> **WORK TO COMPLETE**:
Pull every "outils" line out of the data below.

> **PROVIDED RECORDS**:

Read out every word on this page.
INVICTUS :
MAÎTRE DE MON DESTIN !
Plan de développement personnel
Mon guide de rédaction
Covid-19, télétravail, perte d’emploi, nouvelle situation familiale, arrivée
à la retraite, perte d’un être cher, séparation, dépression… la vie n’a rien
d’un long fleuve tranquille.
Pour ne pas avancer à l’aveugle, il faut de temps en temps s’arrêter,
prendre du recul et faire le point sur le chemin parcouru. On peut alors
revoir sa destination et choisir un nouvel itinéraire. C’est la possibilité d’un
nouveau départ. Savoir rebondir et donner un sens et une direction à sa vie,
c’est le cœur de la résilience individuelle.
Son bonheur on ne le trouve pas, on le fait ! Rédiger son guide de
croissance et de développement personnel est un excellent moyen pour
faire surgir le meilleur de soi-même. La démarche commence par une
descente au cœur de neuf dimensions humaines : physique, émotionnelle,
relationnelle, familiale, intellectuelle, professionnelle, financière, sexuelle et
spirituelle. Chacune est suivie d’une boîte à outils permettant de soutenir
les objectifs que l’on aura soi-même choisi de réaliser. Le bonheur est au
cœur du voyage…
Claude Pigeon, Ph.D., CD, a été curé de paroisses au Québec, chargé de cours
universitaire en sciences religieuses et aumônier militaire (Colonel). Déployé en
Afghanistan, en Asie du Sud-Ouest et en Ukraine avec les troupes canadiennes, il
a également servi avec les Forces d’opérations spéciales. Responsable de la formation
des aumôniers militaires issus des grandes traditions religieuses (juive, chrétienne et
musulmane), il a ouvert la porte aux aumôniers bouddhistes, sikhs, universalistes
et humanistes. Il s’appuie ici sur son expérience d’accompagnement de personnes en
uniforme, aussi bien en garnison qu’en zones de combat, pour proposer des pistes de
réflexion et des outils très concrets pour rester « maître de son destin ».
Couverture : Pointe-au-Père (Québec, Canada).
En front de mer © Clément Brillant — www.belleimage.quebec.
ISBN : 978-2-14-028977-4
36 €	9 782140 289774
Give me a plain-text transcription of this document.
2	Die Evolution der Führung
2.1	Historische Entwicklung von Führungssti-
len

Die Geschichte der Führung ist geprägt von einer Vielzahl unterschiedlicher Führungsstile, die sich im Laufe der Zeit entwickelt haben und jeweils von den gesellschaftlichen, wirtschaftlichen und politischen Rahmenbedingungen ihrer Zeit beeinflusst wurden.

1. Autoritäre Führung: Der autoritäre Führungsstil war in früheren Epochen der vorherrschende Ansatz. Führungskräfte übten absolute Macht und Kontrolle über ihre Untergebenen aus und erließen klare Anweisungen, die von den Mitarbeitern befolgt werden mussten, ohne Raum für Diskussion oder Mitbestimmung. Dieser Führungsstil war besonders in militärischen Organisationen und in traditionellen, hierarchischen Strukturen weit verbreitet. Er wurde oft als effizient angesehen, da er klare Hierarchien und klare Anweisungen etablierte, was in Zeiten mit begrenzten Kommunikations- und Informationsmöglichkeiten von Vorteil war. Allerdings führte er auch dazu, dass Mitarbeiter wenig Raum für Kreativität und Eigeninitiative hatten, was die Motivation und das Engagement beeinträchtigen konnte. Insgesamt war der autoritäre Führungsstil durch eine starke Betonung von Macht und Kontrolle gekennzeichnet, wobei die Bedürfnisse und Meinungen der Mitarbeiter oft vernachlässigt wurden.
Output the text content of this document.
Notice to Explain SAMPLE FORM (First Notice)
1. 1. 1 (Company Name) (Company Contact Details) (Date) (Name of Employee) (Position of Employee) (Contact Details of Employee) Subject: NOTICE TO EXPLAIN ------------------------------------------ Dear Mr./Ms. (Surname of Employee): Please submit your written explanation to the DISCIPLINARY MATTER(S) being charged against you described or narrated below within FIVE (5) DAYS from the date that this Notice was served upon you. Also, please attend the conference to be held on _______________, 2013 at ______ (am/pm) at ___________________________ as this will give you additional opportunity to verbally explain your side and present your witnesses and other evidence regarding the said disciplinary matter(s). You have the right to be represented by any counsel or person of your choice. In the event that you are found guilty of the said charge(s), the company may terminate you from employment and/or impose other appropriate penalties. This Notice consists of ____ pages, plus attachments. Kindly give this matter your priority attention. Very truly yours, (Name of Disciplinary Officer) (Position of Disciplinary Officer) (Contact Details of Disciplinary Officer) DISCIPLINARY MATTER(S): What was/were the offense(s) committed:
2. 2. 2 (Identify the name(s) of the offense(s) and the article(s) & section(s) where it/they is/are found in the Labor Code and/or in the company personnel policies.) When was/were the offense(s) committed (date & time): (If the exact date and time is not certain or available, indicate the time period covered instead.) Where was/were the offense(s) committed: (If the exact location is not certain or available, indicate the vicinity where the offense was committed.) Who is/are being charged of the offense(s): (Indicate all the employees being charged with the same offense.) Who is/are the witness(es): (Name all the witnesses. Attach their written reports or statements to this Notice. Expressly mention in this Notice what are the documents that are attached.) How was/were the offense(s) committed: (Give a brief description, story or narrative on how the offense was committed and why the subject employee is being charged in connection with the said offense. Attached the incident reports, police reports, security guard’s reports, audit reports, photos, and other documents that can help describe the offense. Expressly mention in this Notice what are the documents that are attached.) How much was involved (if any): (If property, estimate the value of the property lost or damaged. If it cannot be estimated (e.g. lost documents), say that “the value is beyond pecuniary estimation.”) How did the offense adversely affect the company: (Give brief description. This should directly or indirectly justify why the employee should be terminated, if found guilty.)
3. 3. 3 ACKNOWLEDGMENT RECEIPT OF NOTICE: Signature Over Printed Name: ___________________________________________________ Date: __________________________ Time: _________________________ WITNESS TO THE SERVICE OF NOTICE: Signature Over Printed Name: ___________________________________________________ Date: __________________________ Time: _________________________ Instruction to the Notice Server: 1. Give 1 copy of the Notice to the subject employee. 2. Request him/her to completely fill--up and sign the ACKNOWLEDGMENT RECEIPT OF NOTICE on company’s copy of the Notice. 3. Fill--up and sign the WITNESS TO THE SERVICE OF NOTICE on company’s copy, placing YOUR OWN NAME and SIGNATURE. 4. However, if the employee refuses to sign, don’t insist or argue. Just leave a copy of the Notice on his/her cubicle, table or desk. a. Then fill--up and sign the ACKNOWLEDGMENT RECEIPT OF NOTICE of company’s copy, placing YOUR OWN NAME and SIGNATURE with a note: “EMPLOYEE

> **RESULT OF THIS TASK**:
spirituelle. Chacune est suivie d’une boîte à outils permettant de soutenir
réflexion et des outils très concrets pour rester « maître de son destin ».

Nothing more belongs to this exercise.